### [LISTING]
------------------------
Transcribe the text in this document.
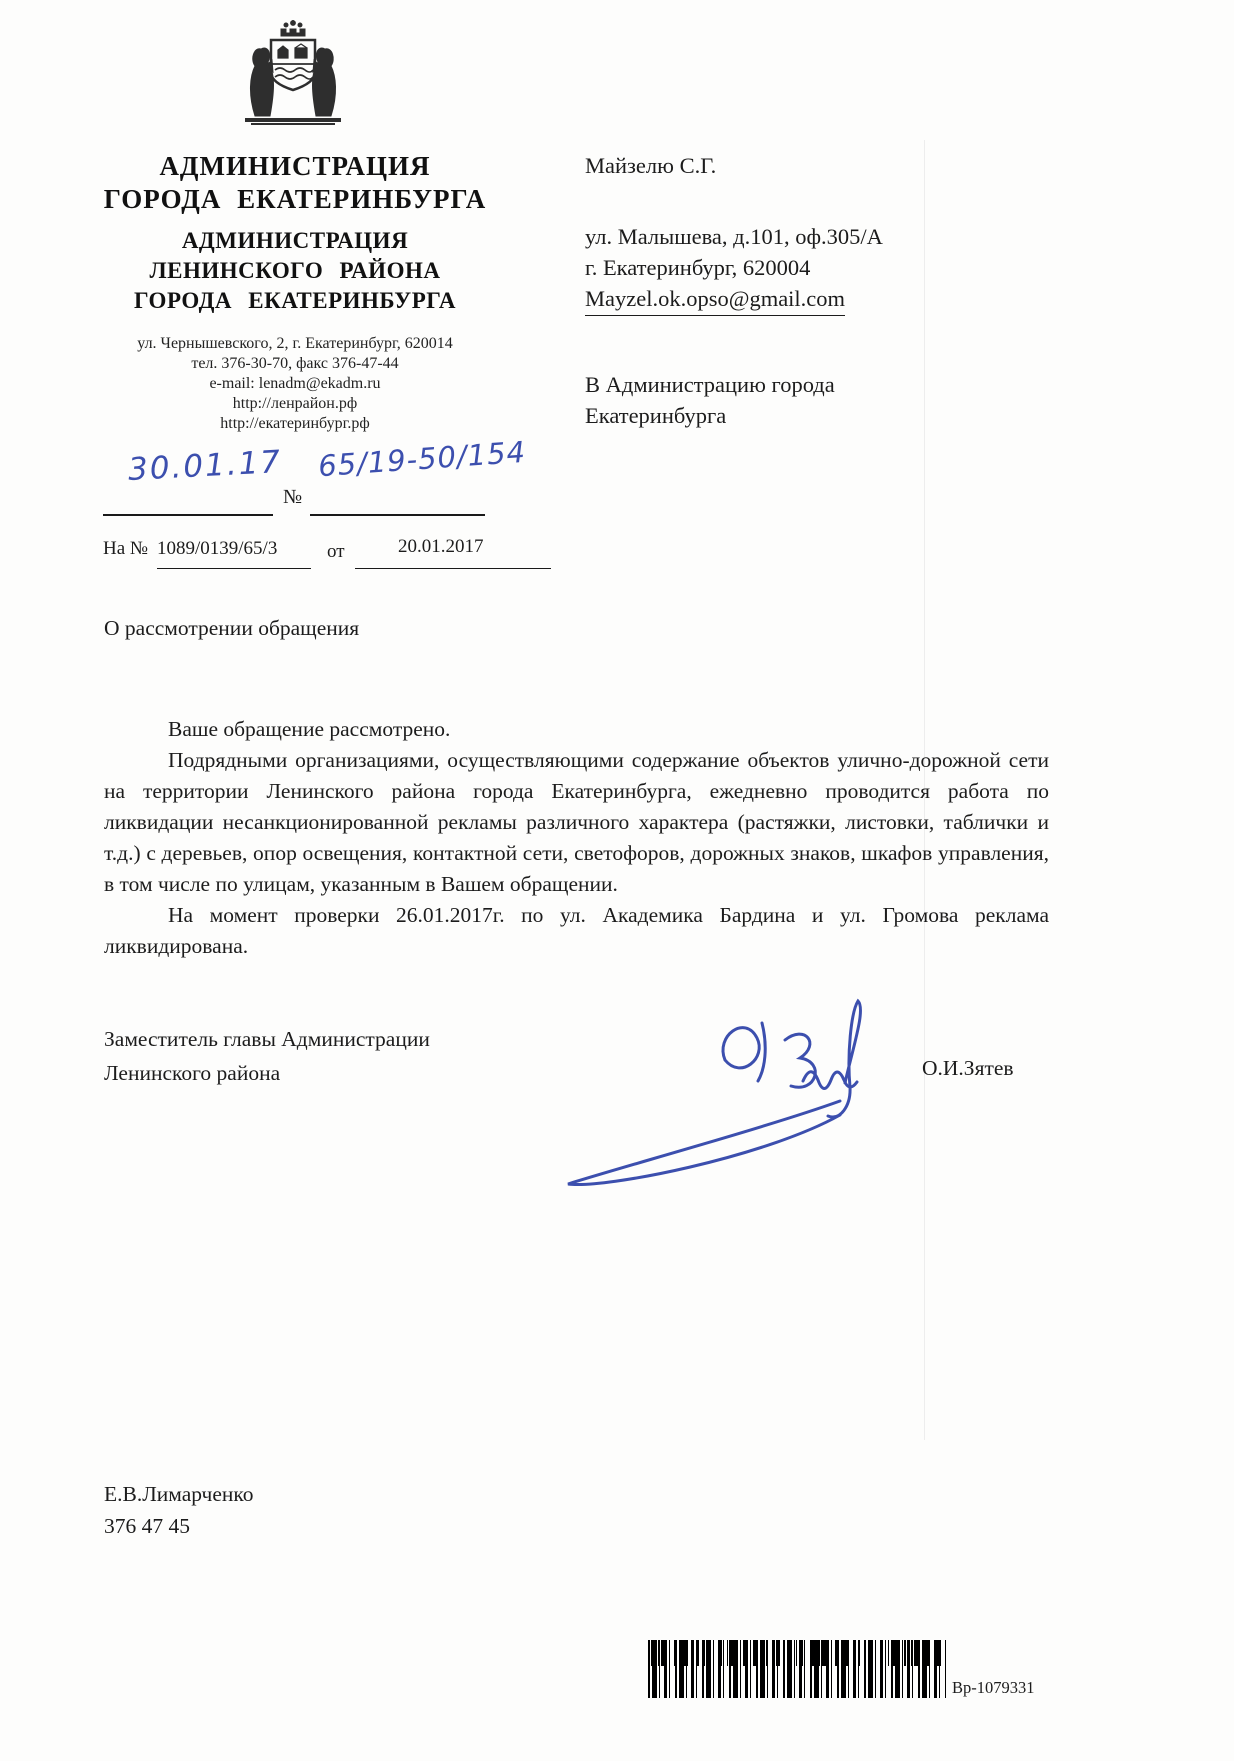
АДМИНИСТРАЦИЯ
ГОРОДА ЕКАТЕРИНБУРГА
АДМИНИСТРАЦИЯ
ЛЕНИНСКОГО РАЙОНА
ГОРОДА ЕКАТЕРИНБУРГА
ул. Чернышевского, 2, г. Екатеринбург, 620014
тел. 376-30-70, факс 376-47-44
e-mail: lenadm@ekadm.ru
http://ленрайон.рф
http://екатеринбург.рф
30.01.17
№
65/19-50/154
На № 1089/0139/65/3	от	20.01.2017
Майзелю С.Г.
ул. Малышева, д.101, оф.305/А
г. Екатеринбург, 620004
Mayzel.ok.opso@gmail.com
В Администрацию города
Екатеринбурга
О рассмотрении обращения

Ваше обращение рассмотрено.

Подрядными организациями, осуществляющими содержание объектов улично-дорожной сети на территории Ленинского района города Екатеринбурга, ежедневно проводится работа по ликвидации несанкционированной рекламы различного характера (растяжки, листовки, таблички и т.д.) с деревьев, опор освещения, контактной сети, светофоров, дорожных знаков, шкафов управления, в том числе по улицам, указанным в Вашем обращении.

На момент проверки 26.01.2017г. по ул. Академика Бардина и ул. Громова реклама ликвидирована.

Заместитель главы Администрации
Ленинского района	О.И.Зятев
Е.В.Лимарченко
376 47 45
Вр-1079331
------------------------
### [WRITTEN PROBLEM]
Exclude the pictures. Write out the remaining data exactly.

### [THE COMPLETED TASK]
Transcribe the text in this document.
АДМИНИСТРАЦИЯ
ГОРОДА ЕКАТЕРИНБУРГА
АДМИНИСТРАЦИЯ
ЛЕНИНСКОГО РАЙОНА
ГОРОДА ЕКАТЕРИНБУРГА
ул. Чернышевского, 2, г. Екатеринбург, 620014
тел. 376-30-70, факс 376-47-44
e-mail: lenadm@ekadm.ru
http://ленрайон.рф
http://екатеринбург.рф
30.01.17
№
65/19-50/154
На № 1089/0139/65/3	от	20.01.2017
Майзелю С.Г.
ул. Малышева, д.101, оф.305/А
г. Екатеринбург, 620004
Mayzel.ok.opso@gmail.com
В Администрацию города
Екатеринбурга
О рассмотрении обращения

Ваше обращение рассмотрено.

Подрядными организациями, осуществляющими содержание объектов улично-дорожной сети на территории Ленинского района города Екатеринбурга, ежедневно проводится работа по ликвидации несанкционированной рекламы различного характера (растяжки, листовки, таблички и т.д.) с деревьев, опор освещения, контактной сети, светофоров, дорожных знаков, шкафов управления, в том числе по улицам, указанным в Вашем обращении.

На момент проверки 26.01.2017г. по ул. Академика Бардина и ул. Громова реклама ликвидирована.

Заместитель главы Администрации
Ленинского района	О.И.Зятев
Е.В.Лимарченко
376 47 45
Вр-1079331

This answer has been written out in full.